[Dataset records]
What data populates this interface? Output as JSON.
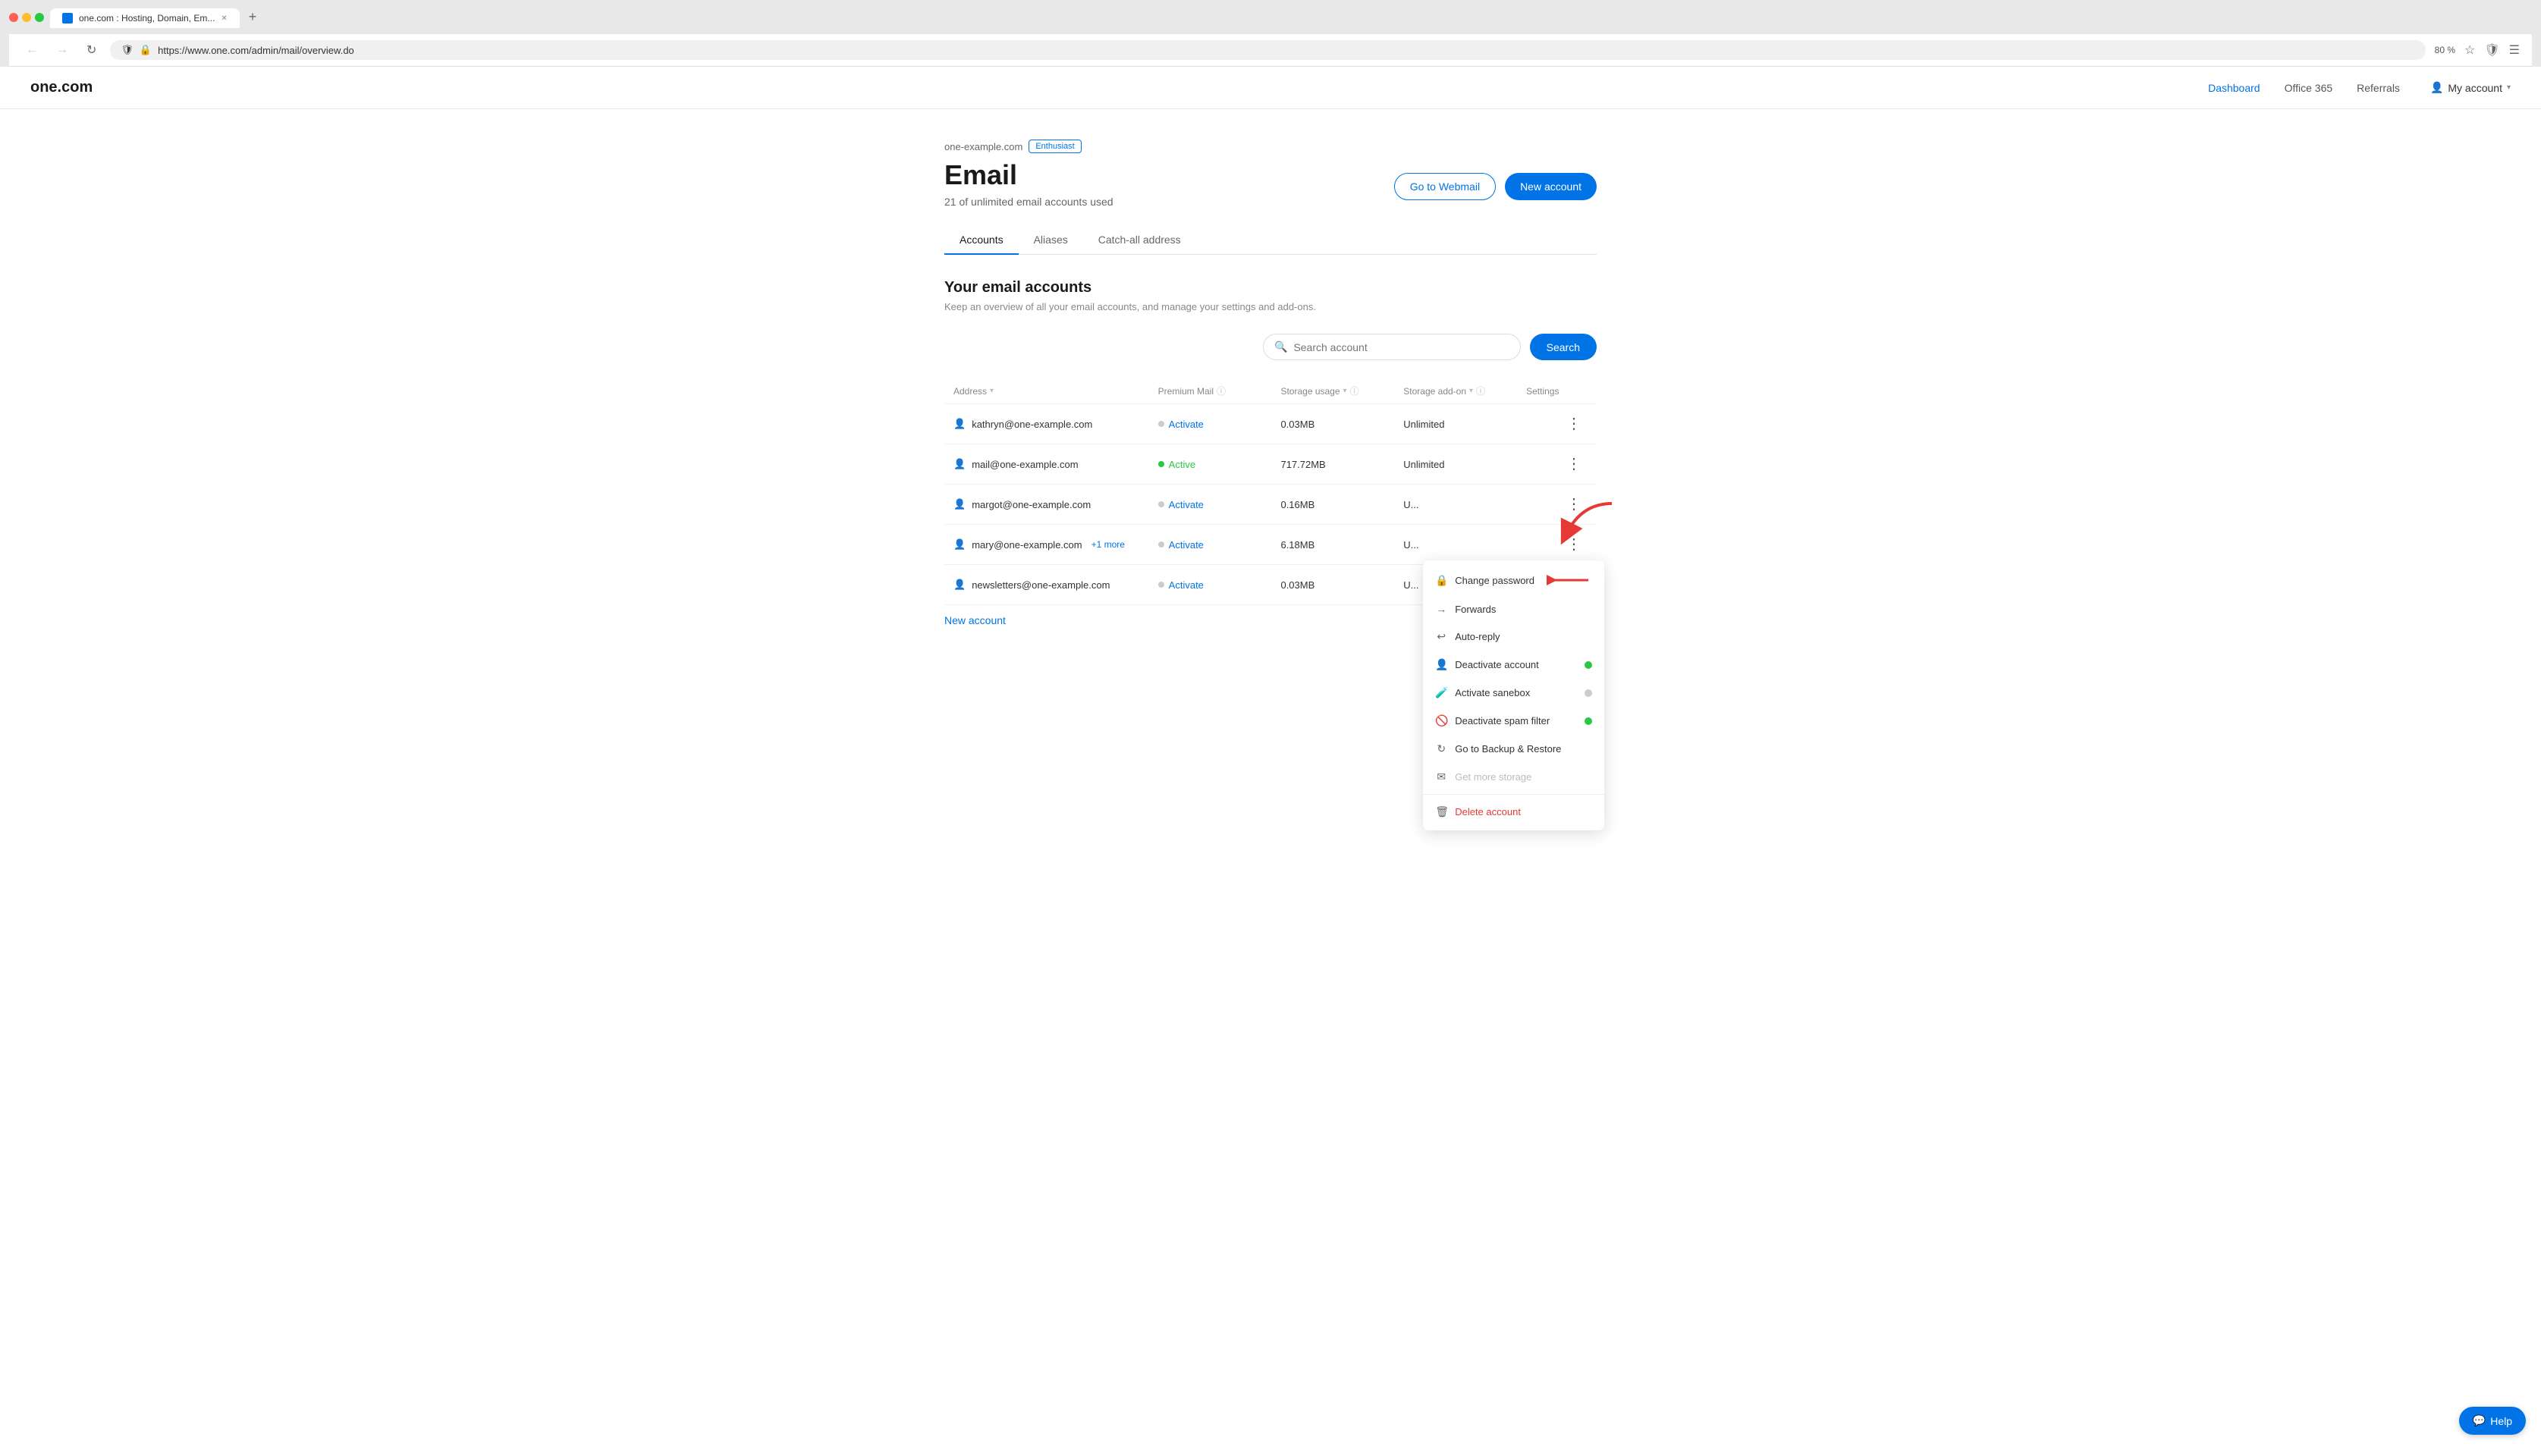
{
  "browser": {
    "tab_title": "one.com : Hosting, Domain, Em...",
    "url": "https://www.one.com/admin/mail/overview.do",
    "zoom": "80 %",
    "new_tab_label": "+"
  },
  "topnav": {
    "logo": "one.com",
    "links": [
      {
        "label": "Dashboard",
        "active": true
      },
      {
        "label": "Office 365",
        "active": false
      },
      {
        "label": "Referrals",
        "active": false
      }
    ],
    "my_account": "My account"
  },
  "page": {
    "domain": "one-example.com",
    "badge": "Enthusiast",
    "title": "Email",
    "subtitle": "21 of unlimited email accounts used",
    "btn_webmail": "Go to Webmail",
    "btn_new": "New account"
  },
  "tabs": [
    {
      "label": "Accounts",
      "active": true
    },
    {
      "label": "Aliases",
      "active": false
    },
    {
      "label": "Catch-all address",
      "active": false
    }
  ],
  "accounts_section": {
    "title": "Your email accounts",
    "description": "Keep an overview of all your email accounts, and manage your settings and add-ons."
  },
  "search": {
    "placeholder": "Search account",
    "btn_label": "Search"
  },
  "table": {
    "columns": [
      {
        "label": "Address",
        "sortable": true
      },
      {
        "label": "Premium Mail",
        "info": true
      },
      {
        "label": "Storage usage",
        "sortable": true,
        "info": true
      },
      {
        "label": "Storage add-on",
        "sortable": true,
        "info": true
      },
      {
        "label": "Settings"
      }
    ],
    "rows": [
      {
        "email": "kathryn@one-example.com",
        "extra": null,
        "status": "Activate",
        "status_type": "inactive",
        "storage": "0.03MB",
        "addon": "Unlimited"
      },
      {
        "email": "mail@one-example.com",
        "extra": null,
        "status": "Active",
        "status_type": "active",
        "storage": "717.72MB",
        "addon": "Unlimited"
      },
      {
        "email": "margot@one-example.com",
        "extra": null,
        "status": "Activate",
        "status_type": "inactive",
        "storage": "0.16MB",
        "addon": "U..."
      },
      {
        "email": "mary@one-example.com",
        "extra": "+1 more",
        "status": "Activate",
        "status_type": "inactive",
        "storage": "6.18MB",
        "addon": "U..."
      },
      {
        "email": "newsletters@one-example.com",
        "extra": null,
        "status": "Activate",
        "status_type": "inactive",
        "storage": "0.03MB",
        "addon": "U..."
      }
    ],
    "new_account_link": "New account"
  },
  "dropdown": {
    "items": [
      {
        "icon": "🔒",
        "label": "Change password",
        "type": "normal",
        "toggle": null
      },
      {
        "icon": "→",
        "label": "Forwards",
        "type": "normal",
        "toggle": null
      },
      {
        "icon": "↩",
        "label": "Auto-reply",
        "type": "normal",
        "toggle": null
      },
      {
        "icon": "👤",
        "label": "Deactivate account",
        "type": "normal",
        "toggle": "on"
      },
      {
        "icon": "🧪",
        "label": "Activate sanebox",
        "type": "normal",
        "toggle": "off"
      },
      {
        "icon": "🚫",
        "label": "Deactivate spam filter",
        "type": "normal",
        "toggle": "on"
      },
      {
        "icon": "↻",
        "label": "Go to Backup & Restore",
        "type": "normal",
        "toggle": null
      },
      {
        "icon": "✉",
        "label": "Get more storage",
        "type": "disabled",
        "toggle": null
      },
      {
        "icon": "🗑",
        "label": "Delete account",
        "type": "danger",
        "toggle": null
      }
    ]
  },
  "help": {
    "label": "Help"
  }
}
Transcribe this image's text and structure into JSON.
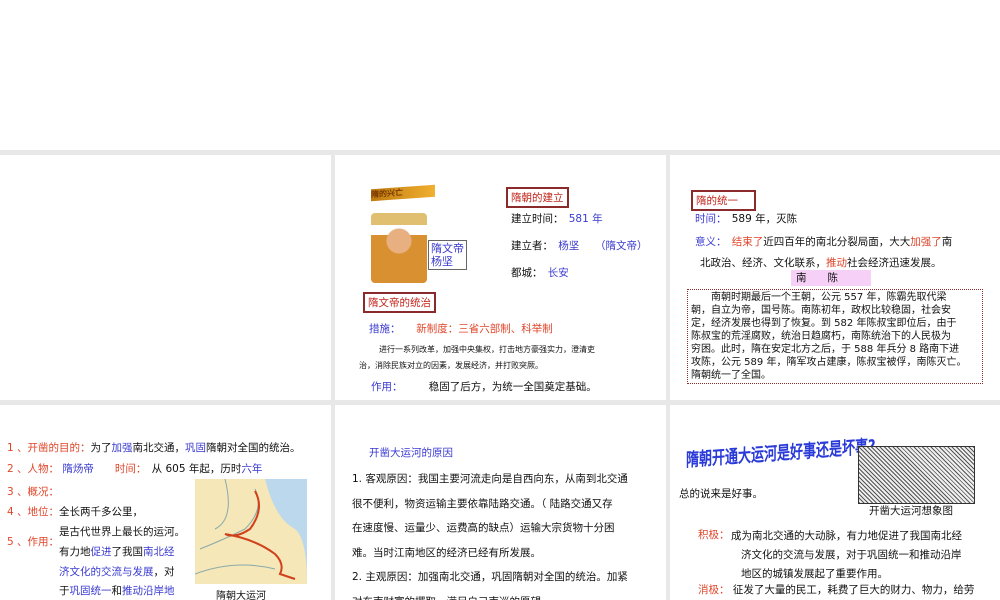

WRITTEN PROBLEM: Take every line from the data that contains the word "example".

TASK RESPONSE:
    "domain": "one-example.com",
        "email": "kathryn@one-example.com",
        "email": "mail@one-example.com",
        "email": "margot@one-example.com",
        "email": "mary@one-example.com",
        "email": "newsletters@one-example.com",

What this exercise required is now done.